▶ WHAT YOU SHOULD DO: Only the pictures are omitted; repeat all other data exactly.

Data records

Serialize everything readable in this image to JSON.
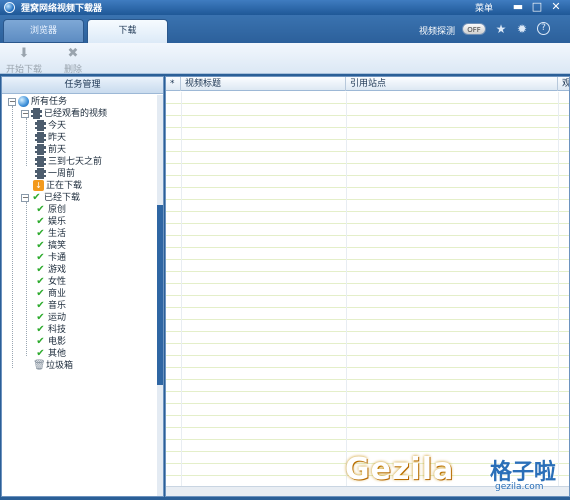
{
  "window": {
    "title": "狸窝网络视频下载器",
    "menu_label": "菜单"
  },
  "tabs": [
    {
      "label": "浏览器"
    },
    {
      "label": "下载"
    }
  ],
  "header_right": {
    "video_detect_label": "视频探测",
    "toggle_state": "OFF"
  },
  "actions": {
    "start": "开始下载",
    "delete": "删除"
  },
  "task_panel": {
    "title": "任务管理",
    "root": "所有任务",
    "watched": {
      "label": "已经观看的视频",
      "children": [
        "今天",
        "昨天",
        "前天",
        "三到七天之前",
        "一周前"
      ]
    },
    "downloading": "正在下载",
    "downloaded": {
      "label": "已经下载",
      "children": [
        "原创",
        "娱乐",
        "生活",
        "搞笑",
        "卡通",
        "游戏",
        "女性",
        "商业",
        "音乐",
        "运动",
        "科技",
        "电影",
        "其他"
      ]
    },
    "trash": "垃圾箱"
  },
  "table": {
    "columns": [
      "*",
      "视频标题",
      "引用站点",
      "观"
    ]
  },
  "watermark": {
    "text": "Gezila",
    "cn": "格子啦",
    "url": "gezila.com"
  },
  "colors": {
    "title_bar": "#1f5897",
    "accent": "#2b5f97",
    "row_stripe": "#e4efc9"
  }
}
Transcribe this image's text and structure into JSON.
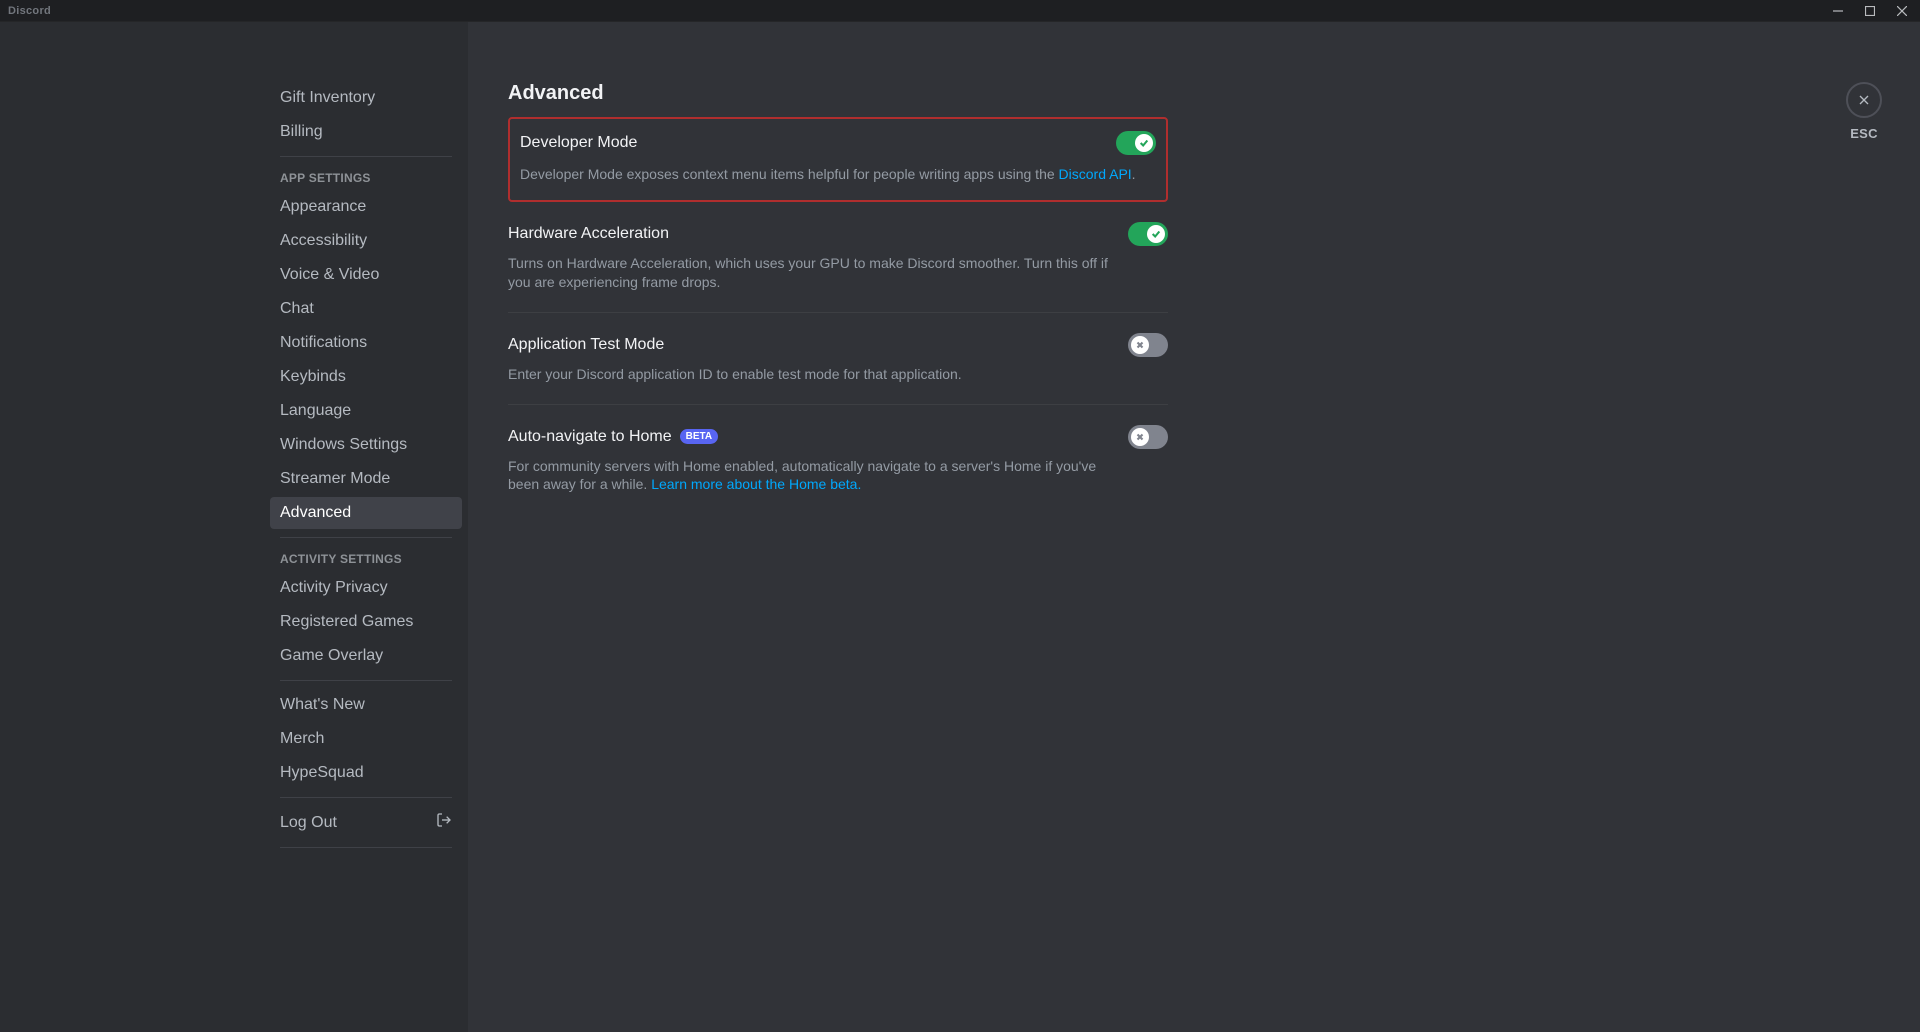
{
  "app_name": "Discord",
  "window": {
    "esc": "ESC"
  },
  "sidebar": {
    "groups": [
      {
        "header": null,
        "items": [
          {
            "label": "Gift Inventory",
            "active": false
          },
          {
            "label": "Billing",
            "active": false
          }
        ]
      },
      {
        "header": "APP SETTINGS",
        "items": [
          {
            "label": "Appearance",
            "active": false
          },
          {
            "label": "Accessibility",
            "active": false
          },
          {
            "label": "Voice & Video",
            "active": false
          },
          {
            "label": "Chat",
            "active": false
          },
          {
            "label": "Notifications",
            "active": false
          },
          {
            "label": "Keybinds",
            "active": false
          },
          {
            "label": "Language",
            "active": false
          },
          {
            "label": "Windows Settings",
            "active": false
          },
          {
            "label": "Streamer Mode",
            "active": false
          },
          {
            "label": "Advanced",
            "active": true
          }
        ]
      },
      {
        "header": "ACTIVITY SETTINGS",
        "items": [
          {
            "label": "Activity Privacy",
            "active": false
          },
          {
            "label": "Registered Games",
            "active": false
          },
          {
            "label": "Game Overlay",
            "active": false
          }
        ]
      },
      {
        "header": null,
        "items": [
          {
            "label": "What's New",
            "active": false
          },
          {
            "label": "Merch",
            "active": false
          },
          {
            "label": "HypeSquad",
            "active": false
          }
        ]
      }
    ],
    "logout": "Log Out"
  },
  "page": {
    "title": "Advanced",
    "settings": {
      "developer_mode": {
        "title": "Developer Mode",
        "desc_pre": "Developer Mode exposes context menu items helpful for people writing apps using the ",
        "link": "Discord API",
        "desc_post": ".",
        "on": true
      },
      "hw_accel": {
        "title": "Hardware Acceleration",
        "desc": "Turns on Hardware Acceleration, which uses your GPU to make Discord smoother. Turn this off if you are experiencing frame drops.",
        "on": true
      },
      "app_test": {
        "title": "Application Test Mode",
        "desc": "Enter your Discord application ID to enable test mode for that application.",
        "on": false
      },
      "auto_home": {
        "title": "Auto-navigate to Home",
        "badge": "BETA",
        "desc_pre": "For community servers with Home enabled, automatically navigate to a server's Home if you've been away for a while. ",
        "link": "Learn more about the Home beta.",
        "on": false
      }
    }
  }
}
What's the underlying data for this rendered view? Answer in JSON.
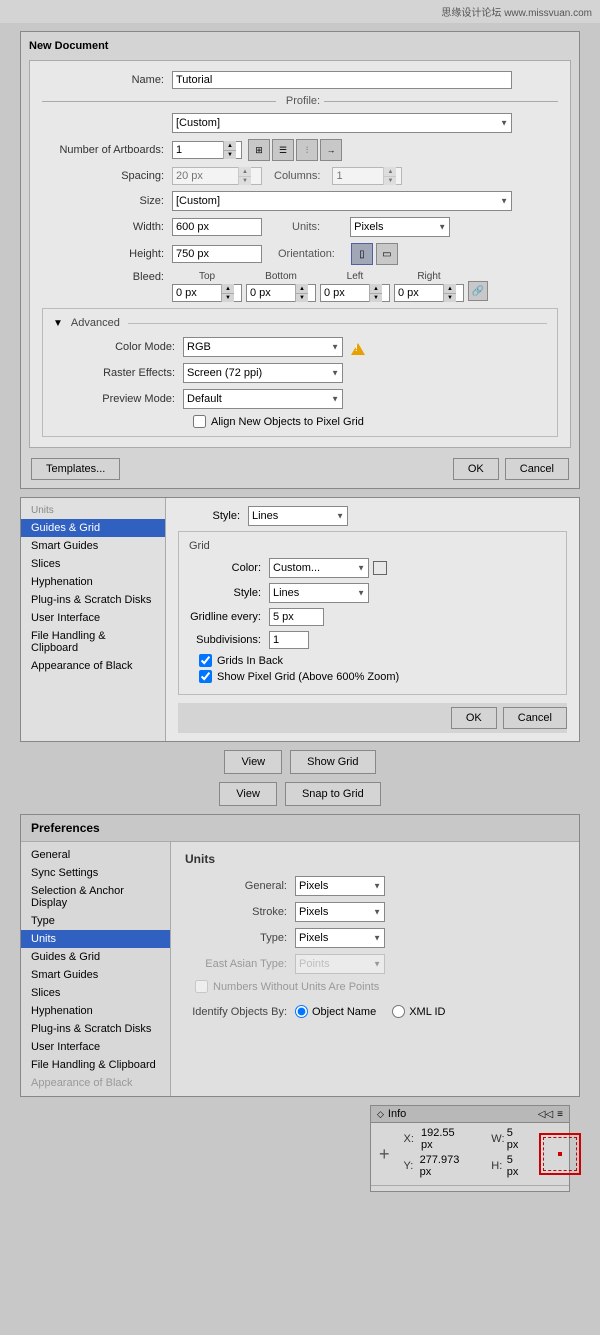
{
  "watermark": {
    "text": "思缘设计论坛  www.missvuan.com"
  },
  "new_document_dialog": {
    "title": "New Document",
    "name_label": "Name:",
    "name_value": "Tutorial",
    "profile_label": "Profile:",
    "profile_value": "[Custom]",
    "artboards_label": "Number of Artboards:",
    "artboards_value": "1",
    "spacing_label": "Spacing:",
    "spacing_value": "20 px",
    "columns_label": "Columns:",
    "columns_value": "1",
    "size_label": "Size:",
    "size_value": "[Custom]",
    "width_label": "Width:",
    "width_value": "600 px",
    "units_label": "Units:",
    "units_value": "Pixels",
    "height_label": "Height:",
    "height_value": "750 px",
    "orientation_label": "Orientation:",
    "bleed_label": "Bleed:",
    "bleed_top_label": "Top",
    "bleed_top_value": "0 px",
    "bleed_bottom_label": "Bottom",
    "bleed_bottom_value": "0 px",
    "bleed_left_label": "Left",
    "bleed_left_value": "0 px",
    "bleed_right_label": "Right",
    "bleed_right_value": "0 px",
    "advanced_label": "Advanced",
    "color_mode_label": "Color Mode:",
    "color_mode_value": "RGB",
    "raster_effects_label": "Raster Effects:",
    "raster_effects_value": "Screen (72 ppi)",
    "preview_mode_label": "Preview Mode:",
    "preview_mode_value": "Default",
    "align_pixel_label": "Align New Objects to Pixel Grid",
    "templates_btn": "Templates...",
    "ok_btn": "OK",
    "cancel_btn": "Cancel"
  },
  "grid_prefs": {
    "title": "Units",
    "guides_section": {
      "style_label": "Style:",
      "style_value": "Lines",
      "grid_title": "Grid",
      "color_label": "Color:",
      "color_value": "Custom...",
      "grid_style_label": "Style:",
      "grid_style_value": "Lines",
      "gridline_label": "Gridline every:",
      "gridline_value": "5 px",
      "subdivisions_label": "Subdivisions:",
      "subdivisions_value": "1",
      "grids_in_back": "Grids In Back",
      "show_pixel_grid": "Show Pixel Grid (Above 600% Zoom)"
    },
    "ok_btn": "OK",
    "cancel_btn": "Cancel",
    "sidebar_items": [
      {
        "label": "Guides & Grid",
        "active": true
      },
      {
        "label": "Smart Guides"
      },
      {
        "label": "Slices"
      },
      {
        "label": "Hyphenation"
      },
      {
        "label": "Plug-ins & Scratch Disks"
      },
      {
        "label": "User Interface"
      },
      {
        "label": "File Handling & Clipboard"
      },
      {
        "label": "Appearance of Black"
      }
    ]
  },
  "button_rows": [
    {
      "left_btn": "View",
      "right_btn": "Show Grid"
    },
    {
      "left_btn": "View",
      "right_btn": "Snap to Grid"
    }
  ],
  "preferences_dialog": {
    "title": "Preferences",
    "sidebar_items": [
      {
        "label": "General"
      },
      {
        "label": "Sync Settings"
      },
      {
        "label": "Selection & Anchor Display"
      },
      {
        "label": "Type"
      },
      {
        "label": "Units",
        "active": true
      },
      {
        "label": "Guides & Grid"
      },
      {
        "label": "Smart Guides"
      },
      {
        "label": "Slices"
      },
      {
        "label": "Hyphenation"
      },
      {
        "label": "Plug-ins & Scratch Disks"
      },
      {
        "label": "User Interface"
      },
      {
        "label": "File Handling & Clipboard"
      },
      {
        "label": "Appearance of Black",
        "disabled": true
      }
    ],
    "units_section": {
      "title": "Units",
      "general_label": "General:",
      "general_value": "Pixels",
      "stroke_label": "Stroke:",
      "stroke_value": "Pixels",
      "type_label": "Type:",
      "type_value": "Pixels",
      "east_asian_label": "East Asian Type:",
      "east_asian_value": "Points",
      "east_asian_disabled": true,
      "numbers_label": "Numbers Without Units Are Points",
      "numbers_disabled": true,
      "identify_label": "Identify Objects By:",
      "object_name_label": "Object Name",
      "xml_id_label": "XML ID"
    }
  },
  "info_panel": {
    "title": "Info",
    "expand_icon": "◁◁",
    "menu_icon": "≡",
    "x_label": "X:",
    "x_value": "192.55 px",
    "y_label": "Y:",
    "y_value": "277.973 px",
    "w_label": "W:",
    "w_value": "5 px",
    "h_label": "H:",
    "h_value": "5 px"
  }
}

▶ THE RESULT:
Serialize everything readable in this image to JSON.
{
  "window": {
    "title": "狸窝网络视频下载器",
    "menu_label": "菜单"
  },
  "tabs": [
    {
      "label": "浏览器"
    },
    {
      "label": "下载"
    }
  ],
  "header_right": {
    "video_detect_label": "视频探测",
    "toggle_state": "OFF"
  },
  "actions": {
    "start": "开始下载",
    "delete": "删除"
  },
  "task_panel": {
    "title": "任务管理",
    "root": "所有任务",
    "watched": {
      "label": "已经观看的视频",
      "children": [
        "今天",
        "昨天",
        "前天",
        "三到七天之前",
        "一周前"
      ]
    },
    "downloading": "正在下载",
    "downloaded": {
      "label": "已经下载",
      "children": [
        "原创",
        "娱乐",
        "生活",
        "搞笑",
        "卡通",
        "游戏",
        "女性",
        "商业",
        "音乐",
        "运动",
        "科技",
        "电影",
        "其他"
      ]
    },
    "trash": "垃圾箱"
  },
  "table": {
    "columns": [
      "*",
      "视频标题",
      "引用站点",
      "观"
    ]
  },
  "watermark": {
    "text": "Gezila",
    "cn": "格子啦",
    "url": "gezila.com"
  },
  "colors": {
    "title_bar": "#1f5897",
    "accent": "#2b5f97",
    "row_stripe": "#e4efc9"
  }
}
Transcribe this image's text and structure into JSON.
{
  "app_name": "Discord",
  "window": {
    "esc": "ESC"
  },
  "sidebar": {
    "groups": [
      {
        "header": null,
        "items": [
          {
            "label": "Gift Inventory",
            "active": false
          },
          {
            "label": "Billing",
            "active": false
          }
        ]
      },
      {
        "header": "APP SETTINGS",
        "items": [
          {
            "label": "Appearance",
            "active": false
          },
          {
            "label": "Accessibility",
            "active": false
          },
          {
            "label": "Voice & Video",
            "active": false
          },
          {
            "label": "Chat",
            "active": false
          },
          {
            "label": "Notifications",
            "active": false
          },
          {
            "label": "Keybinds",
            "active": false
          },
          {
            "label": "Language",
            "active": false
          },
          {
            "label": "Windows Settings",
            "active": false
          },
          {
            "label": "Streamer Mode",
            "active": false
          },
          {
            "label": "Advanced",
            "active": true
          }
        ]
      },
      {
        "header": "ACTIVITY SETTINGS",
        "items": [
          {
            "label": "Activity Privacy",
            "active": false
          },
          {
            "label": "Registered Games",
            "active": false
          },
          {
            "label": "Game Overlay",
            "active": false
          }
        ]
      },
      {
        "header": null,
        "items": [
          {
            "label": "What's New",
            "active": false
          },
          {
            "label": "Merch",
            "active": false
          },
          {
            "label": "HypeSquad",
            "active": false
          }
        ]
      }
    ],
    "logout": "Log Out"
  },
  "page": {
    "title": "Advanced",
    "settings": {
      "developer_mode": {
        "title": "Developer Mode",
        "desc_pre": "Developer Mode exposes context menu items helpful for people writing apps using the ",
        "link": "Discord API",
        "desc_post": ".",
        "on": true
      },
      "hw_accel": {
        "title": "Hardware Acceleration",
        "desc": "Turns on Hardware Acceleration, which uses your GPU to make Discord smoother. Turn this off if you are experiencing frame drops.",
        "on": true
      },
      "app_test": {
        "title": "Application Test Mode",
        "desc": "Enter your Discord application ID to enable test mode for that application.",
        "on": false
      },
      "auto_home": {
        "title": "Auto-navigate to Home",
        "badge": "BETA",
        "desc_pre": "For community servers with Home enabled, automatically navigate to a server's Home if you've been away for a while. ",
        "link": "Learn more about the Home beta.",
        "on": false
      }
    }
  }
}
What's the underlying data for this rendered view? Answer in JSON.
{
  "watermark": {
    "text": "思缘设计论坛  www.missvuan.com"
  },
  "new_document_dialog": {
    "title": "New Document",
    "name_label": "Name:",
    "name_value": "Tutorial",
    "profile_label": "Profile:",
    "profile_value": "[Custom]",
    "artboards_label": "Number of Artboards:",
    "artboards_value": "1",
    "spacing_label": "Spacing:",
    "spacing_value": "20 px",
    "columns_label": "Columns:",
    "columns_value": "1",
    "size_label": "Size:",
    "size_value": "[Custom]",
    "width_label": "Width:",
    "width_value": "600 px",
    "units_label": "Units:",
    "units_value": "Pixels",
    "height_label": "Height:",
    "height_value": "750 px",
    "orientation_label": "Orientation:",
    "bleed_label": "Bleed:",
    "bleed_top_label": "Top",
    "bleed_top_value": "0 px",
    "bleed_bottom_label": "Bottom",
    "bleed_bottom_value": "0 px",
    "bleed_left_label": "Left",
    "bleed_left_value": "0 px",
    "bleed_right_label": "Right",
    "bleed_right_value": "0 px",
    "advanced_label": "Advanced",
    "color_mode_label": "Color Mode:",
    "color_mode_value": "RGB",
    "raster_effects_label": "Raster Effects:",
    "raster_effects_value": "Screen (72 ppi)",
    "preview_mode_label": "Preview Mode:",
    "preview_mode_value": "Default",
    "align_pixel_label": "Align New Objects to Pixel Grid",
    "templates_btn": "Templates...",
    "ok_btn": "OK",
    "cancel_btn": "Cancel"
  },
  "grid_prefs": {
    "title": "Units",
    "guides_section": {
      "style_label": "Style:",
      "style_value": "Lines",
      "grid_title": "Grid",
      "color_label": "Color:",
      "color_value": "Custom...",
      "grid_style_label": "Style:",
      "grid_style_value": "Lines",
      "gridline_label": "Gridline every:",
      "gridline_value": "5 px",
      "subdivisions_label": "Subdivisions:",
      "subdivisions_value": "1",
      "grids_in_back": "Grids In Back",
      "show_pixel_grid": "Show Pixel Grid (Above 600% Zoom)"
    },
    "ok_btn": "OK",
    "cancel_btn": "Cancel",
    "sidebar_items": [
      {
        "label": "Guides & Grid",
        "active": true
      },
      {
        "label": "Smart Guides"
      },
      {
        "label": "Slices"
      },
      {
        "label": "Hyphenation"
      },
      {
        "label": "Plug-ins & Scratch Disks"
      },
      {
        "label": "User Interface"
      },
      {
        "label": "File Handling & Clipboard"
      },
      {
        "label": "Appearance of Black"
      }
    ]
  },
  "button_rows": [
    {
      "left_btn": "View",
      "right_btn": "Show Grid"
    },
    {
      "left_btn": "View",
      "right_btn": "Snap to Grid"
    }
  ],
  "preferences_dialog": {
    "title": "Preferences",
    "sidebar_items": [
      {
        "label": "General"
      },
      {
        "label": "Sync Settings"
      },
      {
        "label": "Selection & Anchor Display"
      },
      {
        "label": "Type"
      },
      {
        "label": "Units",
        "active": true
      },
      {
        "label": "Guides & Grid"
      },
      {
        "label": "Smart Guides"
      },
      {
        "label": "Slices"
      },
      {
        "label": "Hyphenation"
      },
      {
        "label": "Plug-ins & Scratch Disks"
      },
      {
        "label": "User Interface"
      },
      {
        "label": "File Handling & Clipboard"
      },
      {
        "label": "Appearance of Black",
        "disabled": true
      }
    ],
    "units_section": {
      "title": "Units",
      "general_label": "General:",
      "general_value": "Pixels",
      "stroke_label": "Stroke:",
      "stroke_value": "Pixels",
      "type_label": "Type:",
      "type_value": "Pixels",
      "east_asian_label": "East Asian Type:",
      "east_asian_value": "Points",
      "east_asian_disabled": true,
      "numbers_label": "Numbers Without Units Are Points",
      "numbers_disabled": true,
      "identify_label": "Identify Objects By:",
      "object_name_label": "Object Name",
      "xml_id_label": "XML ID"
    }
  },
  "info_panel": {
    "title": "Info",
    "expand_icon": "◁◁",
    "menu_icon": "≡",
    "x_label": "X:",
    "x_value": "192.55 px",
    "y_label": "Y:",
    "y_value": "277.973 px",
    "w_label": "W:",
    "w_value": "5 px",
    "h_label": "H:",
    "h_value": "5 px"
  }
}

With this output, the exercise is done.